▶ **Stated task**: Pick out each line of the records in which the word "illuminate" appears.

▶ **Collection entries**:
--- START ---

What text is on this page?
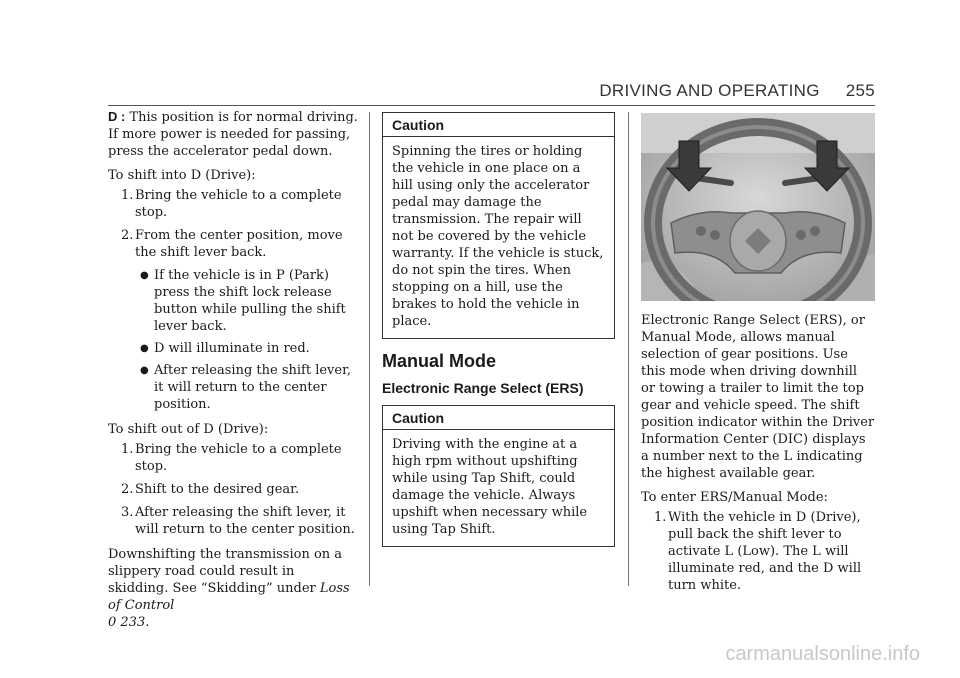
DRIVING AND OPERATING 255

D : This position is for normal driving. If more power is needed for passing, press the accelerator pedal down.

To shift into D (Drive):

1. Bring the vehicle to a complete stop.
2. From the center position, move the shift lever back.
● If the vehicle is in P (Park) press the shift lock release button while pulling the shift lever back.
● D will illuminate in red.
● After releasing the shift lever, it will return to the center position.

To shift out of D (Drive):

1. Bring the vehicle to a complete stop.
2. Shift to the desired gear.
3. After releasing the shift lever, it will return to the center position.

Downshifting the transmission on a slippery road could result in skidding. See “Skidding” under Loss of Control
0 233.

Caution
Spinning the tires or holding the vehicle in one place on a hill using only the accelerator pedal may damage the transmission. The repair will not be covered by the vehicle warranty. If the vehicle is stuck, do not spin the tires. When stopping on a hill, use the brakes to hold the vehicle in place.
Manual Mode
Electronic Range Select (ERS)
Caution
Driving with the engine at a high rpm without upshifting while using Tap Shift, could damage the vehicle. Always upshift when necessary while using Tap Shift.

Electronic Range Select (ERS), or Manual Mode, allows manual selection of gear positions. Use this mode when driving downhill or towing a trailer to limit the top gear and vehicle speed. The shift position indicator within the Driver Information Center (DIC) displays a number next to the L indicating the highest available gear.

To enter ERS/Manual Mode:

1. With the vehicle in D (Drive), pull back the shift lever to activate L (Low). The L will illuminate red, and the D will turn white.
carmanualsonline.info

--- END ---

▶ **Result of the task**:
● D will illuminate in red.
1. With the vehicle in D (Drive), pull back the shift lever to activate L (Low). The L will illuminate red, and the D will turn white.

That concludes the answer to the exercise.